* WHAT THE TASK REQUIRES *
Reproduce every one of the following items line for line, with no changes.

-- -- --

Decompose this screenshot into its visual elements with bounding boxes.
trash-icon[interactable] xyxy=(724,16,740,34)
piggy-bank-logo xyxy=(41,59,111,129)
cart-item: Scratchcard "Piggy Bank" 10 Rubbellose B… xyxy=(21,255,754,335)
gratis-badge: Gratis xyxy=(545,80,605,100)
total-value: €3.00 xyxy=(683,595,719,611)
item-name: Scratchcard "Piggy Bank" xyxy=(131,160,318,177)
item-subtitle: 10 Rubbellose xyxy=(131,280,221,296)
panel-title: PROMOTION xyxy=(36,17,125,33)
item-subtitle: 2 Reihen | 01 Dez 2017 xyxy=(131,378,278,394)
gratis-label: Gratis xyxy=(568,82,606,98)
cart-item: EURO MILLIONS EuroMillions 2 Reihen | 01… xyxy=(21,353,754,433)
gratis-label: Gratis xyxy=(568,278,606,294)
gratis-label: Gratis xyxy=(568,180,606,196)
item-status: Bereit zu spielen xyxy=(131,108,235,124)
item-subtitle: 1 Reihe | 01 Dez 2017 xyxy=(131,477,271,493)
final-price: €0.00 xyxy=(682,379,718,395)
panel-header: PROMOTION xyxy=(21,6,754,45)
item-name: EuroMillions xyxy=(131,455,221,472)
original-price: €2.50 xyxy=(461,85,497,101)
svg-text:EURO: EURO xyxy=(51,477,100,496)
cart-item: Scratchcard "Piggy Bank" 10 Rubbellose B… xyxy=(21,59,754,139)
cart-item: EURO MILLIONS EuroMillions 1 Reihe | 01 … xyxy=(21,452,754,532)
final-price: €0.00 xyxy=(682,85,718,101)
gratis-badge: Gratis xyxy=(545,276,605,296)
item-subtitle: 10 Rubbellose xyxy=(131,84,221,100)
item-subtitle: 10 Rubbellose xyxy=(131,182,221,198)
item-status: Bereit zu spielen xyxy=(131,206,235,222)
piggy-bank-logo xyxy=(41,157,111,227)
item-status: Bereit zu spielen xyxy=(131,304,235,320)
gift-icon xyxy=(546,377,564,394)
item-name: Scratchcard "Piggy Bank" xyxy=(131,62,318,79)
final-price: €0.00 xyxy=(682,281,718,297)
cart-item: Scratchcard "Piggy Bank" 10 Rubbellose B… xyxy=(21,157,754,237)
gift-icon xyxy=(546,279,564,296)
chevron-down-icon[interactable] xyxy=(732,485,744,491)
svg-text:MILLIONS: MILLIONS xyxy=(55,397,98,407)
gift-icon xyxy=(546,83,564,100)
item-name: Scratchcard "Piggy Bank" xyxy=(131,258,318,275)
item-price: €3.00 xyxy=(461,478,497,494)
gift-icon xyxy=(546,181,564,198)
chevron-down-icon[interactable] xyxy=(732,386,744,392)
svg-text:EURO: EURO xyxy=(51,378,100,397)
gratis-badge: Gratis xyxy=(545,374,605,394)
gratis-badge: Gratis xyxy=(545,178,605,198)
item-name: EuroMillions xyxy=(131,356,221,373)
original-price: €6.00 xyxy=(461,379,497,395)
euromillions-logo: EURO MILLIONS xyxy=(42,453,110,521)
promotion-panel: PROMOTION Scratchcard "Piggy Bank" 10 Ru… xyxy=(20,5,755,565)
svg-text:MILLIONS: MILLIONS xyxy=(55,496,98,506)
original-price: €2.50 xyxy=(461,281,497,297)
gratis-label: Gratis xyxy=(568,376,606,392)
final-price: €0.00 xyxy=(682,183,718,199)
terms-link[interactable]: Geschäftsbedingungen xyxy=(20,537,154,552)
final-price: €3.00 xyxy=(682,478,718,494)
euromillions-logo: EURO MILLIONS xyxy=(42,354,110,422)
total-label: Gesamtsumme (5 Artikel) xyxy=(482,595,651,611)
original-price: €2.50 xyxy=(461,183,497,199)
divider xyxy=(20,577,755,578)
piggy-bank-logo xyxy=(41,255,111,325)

-- -- --

* THE RESULT *
Decompose this screenshot into its visual elements with bounding boxes.
trash-icon[interactable] xyxy=(724,16,740,34)
piggy-bank-logo xyxy=(41,59,111,129)
cart-item: Scratchcard "Piggy Bank" 10 Rubbellose B… xyxy=(21,255,754,335)
gratis-badge: Gratis xyxy=(545,80,605,100)
total-value: €3.00 xyxy=(683,595,719,611)
item-name: Scratchcard "Piggy Bank" xyxy=(131,160,318,177)
item-subtitle: 10 Rubbellose xyxy=(131,280,221,296)
panel-title: PROMOTION xyxy=(36,17,125,33)
item-subtitle: 2 Reihen | 01 Dez 2017 xyxy=(131,378,278,394)
gratis-label: Gratis xyxy=(568,82,606,98)
cart-item: EURO MILLIONS EuroMillions 2 Reihen | 01… xyxy=(21,353,754,433)
gratis-label: Gratis xyxy=(568,278,606,294)
gratis-label: Gratis xyxy=(568,180,606,196)
item-status: Bereit zu spielen xyxy=(131,108,235,124)
item-subtitle: 1 Reihe | 01 Dez 2017 xyxy=(131,477,271,493)
final-price: €0.00 xyxy=(682,379,718,395)
panel-header: PROMOTION xyxy=(21,6,754,45)
item-name: EuroMillions xyxy=(131,455,221,472)
original-price: €2.50 xyxy=(461,85,497,101)
svg-text:EURO: EURO xyxy=(51,477,100,496)
cart-item: Scratchcard "Piggy Bank" 10 Rubbellose B… xyxy=(21,59,754,139)
cart-item: EURO MILLIONS EuroMillions 1 Reihe | 01 … xyxy=(21,452,754,532)
final-price: €0.00 xyxy=(682,85,718,101)
gratis-badge: Gratis xyxy=(545,276,605,296)
item-subtitle: 10 Rubbellose xyxy=(131,84,221,100)
item-subtitle: 10 Rubbellose xyxy=(131,182,221,198)
item-status: Bereit zu spielen xyxy=(131,206,235,222)
piggy-bank-logo xyxy=(41,157,111,227)
item-status: Bereit zu spielen xyxy=(131,304,235,320)
gift-icon xyxy=(546,377,564,394)
item-name: Scratchcard "Piggy Bank" xyxy=(131,62,318,79)
final-price: €0.00 xyxy=(682,281,718,297)
cart-item: Scratchcard "Piggy Bank" 10 Rubbellose B… xyxy=(21,157,754,237)
gift-icon xyxy=(546,279,564,296)
chevron-down-icon[interactable] xyxy=(732,485,744,491)
svg-text:MILLIONS: MILLIONS xyxy=(55,397,98,407)
gift-icon xyxy=(546,83,564,100)
item-name: Scratchcard "Piggy Bank" xyxy=(131,258,318,275)
item-price: €3.00 xyxy=(461,478,497,494)
gift-icon xyxy=(546,181,564,198)
chevron-down-icon[interactable] xyxy=(732,386,744,392)
svg-text:EURO: EURO xyxy=(51,378,100,397)
gratis-badge: Gratis xyxy=(545,374,605,394)
gratis-badge: Gratis xyxy=(545,178,605,198)
item-name: EuroMillions xyxy=(131,356,221,373)
original-price: €6.00 xyxy=(461,379,497,395)
euromillions-logo: EURO MILLIONS xyxy=(42,453,110,521)
promotion-panel: PROMOTION Scratchcard "Piggy Bank" 10 Ru… xyxy=(20,5,755,565)
svg-text:MILLIONS: MILLIONS xyxy=(55,496,98,506)
original-price: €2.50 xyxy=(461,281,497,297)
gratis-label: Gratis xyxy=(568,376,606,392)
final-price: €0.00 xyxy=(682,183,718,199)
terms-link[interactable]: Geschäftsbedingungen xyxy=(20,537,154,552)
final-price: €3.00 xyxy=(682,478,718,494)
euromillions-logo: EURO MILLIONS xyxy=(42,354,110,422)
total-label: Gesamtsumme (5 Artikel) xyxy=(482,595,651,611)
original-price: €2.50 xyxy=(461,183,497,199)
divider xyxy=(20,577,755,578)
piggy-bank-logo xyxy=(41,255,111,325)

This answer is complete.